AIM OF THE TASK: Return only this: the line with "Enumerate this screenshot's" and all the lines that follow it below, through the final one, exactly as they are.

DATASET:
————
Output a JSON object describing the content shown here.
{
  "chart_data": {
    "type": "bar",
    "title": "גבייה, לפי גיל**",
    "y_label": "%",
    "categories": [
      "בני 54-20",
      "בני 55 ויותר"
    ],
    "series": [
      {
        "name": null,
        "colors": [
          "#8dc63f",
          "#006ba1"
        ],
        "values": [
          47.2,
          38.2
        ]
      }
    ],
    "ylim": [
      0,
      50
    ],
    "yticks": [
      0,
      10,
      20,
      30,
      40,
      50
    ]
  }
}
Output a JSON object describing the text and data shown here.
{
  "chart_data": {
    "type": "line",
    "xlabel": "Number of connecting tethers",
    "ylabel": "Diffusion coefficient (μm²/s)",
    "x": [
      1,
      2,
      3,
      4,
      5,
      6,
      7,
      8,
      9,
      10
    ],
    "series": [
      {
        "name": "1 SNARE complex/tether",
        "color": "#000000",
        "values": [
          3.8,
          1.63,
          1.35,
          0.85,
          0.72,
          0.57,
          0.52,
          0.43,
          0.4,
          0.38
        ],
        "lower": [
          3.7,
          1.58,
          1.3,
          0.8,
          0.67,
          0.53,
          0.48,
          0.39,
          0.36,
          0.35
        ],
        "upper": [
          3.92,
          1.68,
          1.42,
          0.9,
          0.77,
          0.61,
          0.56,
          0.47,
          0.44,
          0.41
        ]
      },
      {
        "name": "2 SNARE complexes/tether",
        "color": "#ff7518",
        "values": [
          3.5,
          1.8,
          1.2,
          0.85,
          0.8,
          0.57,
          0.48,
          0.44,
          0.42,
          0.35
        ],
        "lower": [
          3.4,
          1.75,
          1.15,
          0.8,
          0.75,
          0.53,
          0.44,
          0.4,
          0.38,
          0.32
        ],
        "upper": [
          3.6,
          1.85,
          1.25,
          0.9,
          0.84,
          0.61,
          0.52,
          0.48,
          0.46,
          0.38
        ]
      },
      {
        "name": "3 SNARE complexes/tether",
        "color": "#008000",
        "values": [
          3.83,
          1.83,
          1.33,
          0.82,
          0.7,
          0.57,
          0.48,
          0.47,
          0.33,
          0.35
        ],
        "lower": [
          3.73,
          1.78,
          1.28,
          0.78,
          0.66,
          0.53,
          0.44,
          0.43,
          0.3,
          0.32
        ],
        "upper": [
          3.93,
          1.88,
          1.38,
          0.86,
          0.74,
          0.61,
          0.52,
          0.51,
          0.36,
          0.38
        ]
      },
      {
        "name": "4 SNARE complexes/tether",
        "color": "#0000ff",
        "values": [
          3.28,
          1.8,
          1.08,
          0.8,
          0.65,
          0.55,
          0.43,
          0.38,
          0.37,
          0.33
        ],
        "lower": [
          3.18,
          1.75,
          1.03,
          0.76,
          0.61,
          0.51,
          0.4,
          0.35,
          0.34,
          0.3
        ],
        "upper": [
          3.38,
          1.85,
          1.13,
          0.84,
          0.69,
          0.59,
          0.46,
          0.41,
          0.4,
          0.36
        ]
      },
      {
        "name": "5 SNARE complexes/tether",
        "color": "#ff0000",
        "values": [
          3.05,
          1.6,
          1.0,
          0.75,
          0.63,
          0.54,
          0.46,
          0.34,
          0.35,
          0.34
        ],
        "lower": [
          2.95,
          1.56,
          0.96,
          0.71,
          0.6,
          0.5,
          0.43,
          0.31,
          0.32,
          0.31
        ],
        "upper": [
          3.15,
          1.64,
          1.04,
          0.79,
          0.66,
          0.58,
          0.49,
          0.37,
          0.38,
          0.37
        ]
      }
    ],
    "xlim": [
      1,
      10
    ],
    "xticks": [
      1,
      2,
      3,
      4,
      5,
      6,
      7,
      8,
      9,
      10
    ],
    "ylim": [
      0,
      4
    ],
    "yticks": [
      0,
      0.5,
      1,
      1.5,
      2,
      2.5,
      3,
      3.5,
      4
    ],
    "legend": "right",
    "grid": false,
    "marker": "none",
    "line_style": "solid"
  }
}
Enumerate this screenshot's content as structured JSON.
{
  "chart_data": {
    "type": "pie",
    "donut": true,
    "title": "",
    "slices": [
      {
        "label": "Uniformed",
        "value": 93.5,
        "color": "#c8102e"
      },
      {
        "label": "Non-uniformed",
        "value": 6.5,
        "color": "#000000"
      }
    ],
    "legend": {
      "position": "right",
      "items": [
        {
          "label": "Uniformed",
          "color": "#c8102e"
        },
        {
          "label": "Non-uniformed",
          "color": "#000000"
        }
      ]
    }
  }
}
————
RESPONSE TO THE EXERCISE:
Enumerate this screenshot's content as structured JSON.
{
  "chart_data": {
    "type": "pie",
    "donut": true,
    "title": "",
    "slices": [
      {
        "label": "Uniformed",
        "value": 93.5,
        "color": "#c8102e"
      },
      {
        "label": "Non-uniformed",
        "value": 6.5,
        "color": "#000000"
      }
    ],
    "legend": {
      "position": "right",
      "items": [
        {
          "label": "Uniformed",
          "color": "#c8102e"
        },
        {
          "label": "Non-uniformed",
          "color": "#000000"
        }
      ]
    }
  }
}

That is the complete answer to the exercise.